What needs to be done - Pictures do not belong in the copy; quote every entry below exactly.

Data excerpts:
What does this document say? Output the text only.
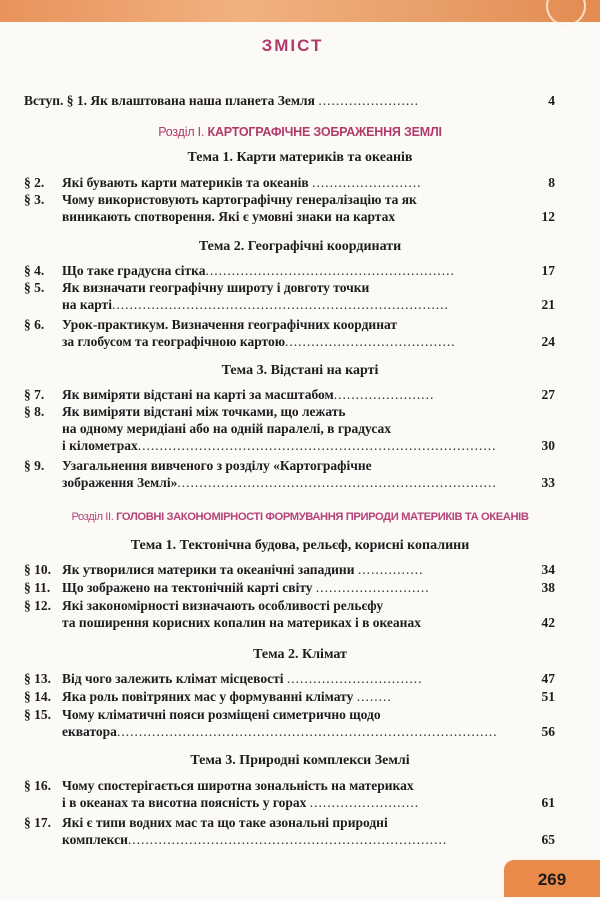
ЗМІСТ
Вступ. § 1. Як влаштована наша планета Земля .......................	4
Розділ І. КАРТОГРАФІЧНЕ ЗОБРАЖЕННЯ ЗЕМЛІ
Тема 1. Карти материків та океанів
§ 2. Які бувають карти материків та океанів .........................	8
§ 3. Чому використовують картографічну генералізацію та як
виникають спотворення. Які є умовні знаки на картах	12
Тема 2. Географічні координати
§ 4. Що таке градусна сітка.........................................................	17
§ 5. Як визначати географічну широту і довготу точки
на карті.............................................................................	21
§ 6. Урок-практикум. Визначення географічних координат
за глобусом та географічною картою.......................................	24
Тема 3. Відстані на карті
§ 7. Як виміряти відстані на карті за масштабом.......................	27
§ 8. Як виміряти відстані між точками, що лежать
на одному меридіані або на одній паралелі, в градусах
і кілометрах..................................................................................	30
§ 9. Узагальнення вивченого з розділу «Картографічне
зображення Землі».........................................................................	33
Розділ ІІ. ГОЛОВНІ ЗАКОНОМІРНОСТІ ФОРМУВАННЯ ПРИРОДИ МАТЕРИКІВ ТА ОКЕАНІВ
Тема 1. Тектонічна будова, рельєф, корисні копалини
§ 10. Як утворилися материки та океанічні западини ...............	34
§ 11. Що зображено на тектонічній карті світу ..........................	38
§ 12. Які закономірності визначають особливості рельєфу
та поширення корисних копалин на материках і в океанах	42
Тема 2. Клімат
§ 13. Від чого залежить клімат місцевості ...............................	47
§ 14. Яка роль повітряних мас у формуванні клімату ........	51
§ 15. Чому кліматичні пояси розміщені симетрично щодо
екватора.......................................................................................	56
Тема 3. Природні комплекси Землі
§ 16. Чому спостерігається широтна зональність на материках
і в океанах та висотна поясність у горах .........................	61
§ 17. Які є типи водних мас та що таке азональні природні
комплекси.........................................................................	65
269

Complete answer -
What does this document say? Output the text only.
ЗМІСТ
Вступ. § 1. Як влаштована наша планета Земля .......................	4
Розділ І. КАРТОГРАФІЧНЕ ЗОБРАЖЕННЯ ЗЕМЛІ
Тема 1. Карти материків та океанів
§ 2. Які бувають карти материків та океанів .........................	8
§ 3. Чому використовують картографічну генералізацію та як
виникають спотворення. Які є умовні знаки на картах	12
Тема 2. Географічні координати
§ 4. Що таке градусна сітка.........................................................	17
§ 5. Як визначати географічну широту і довготу точки
на карті.............................................................................	21
§ 6. Урок-практикум. Визначення географічних координат
за глобусом та географічною картою.......................................	24
Тема 3. Відстані на карті
§ 7. Як виміряти відстані на карті за масштабом.......................	27
§ 8. Як виміряти відстані між точками, що лежать
на одному меридіані або на одній паралелі, в градусах
і кілометрах..................................................................................	30
§ 9. Узагальнення вивченого з розділу «Картографічне
зображення Землі».........................................................................	33
Розділ ІІ. ГОЛОВНІ ЗАКОНОМІРНОСТІ ФОРМУВАННЯ ПРИРОДИ МАТЕРИКІВ ТА ОКЕАНІВ
Тема 1. Тектонічна будова, рельєф, корисні копалини
§ 10. Як утворилися материки та океанічні западини ...............	34
§ 11. Що зображено на тектонічній карті світу ..........................	38
§ 12. Які закономірності визначають особливості рельєфу
та поширення корисних копалин на материках і в океанах	42
Тема 2. Клімат
§ 13. Від чого залежить клімат місцевості ...............................	47
§ 14. Яка роль повітряних мас у формуванні клімату ........	51
§ 15. Чому кліматичні пояси розміщені симетрично щодо
екватора.......................................................................................	56
Тема 3. Природні комплекси Землі
§ 16. Чому спостерігається широтна зональність на материках
і в океанах та висотна поясність у горах .........................	61
§ 17. Які є типи водних мас та що таке азональні природні
комплекси.........................................................................	65
269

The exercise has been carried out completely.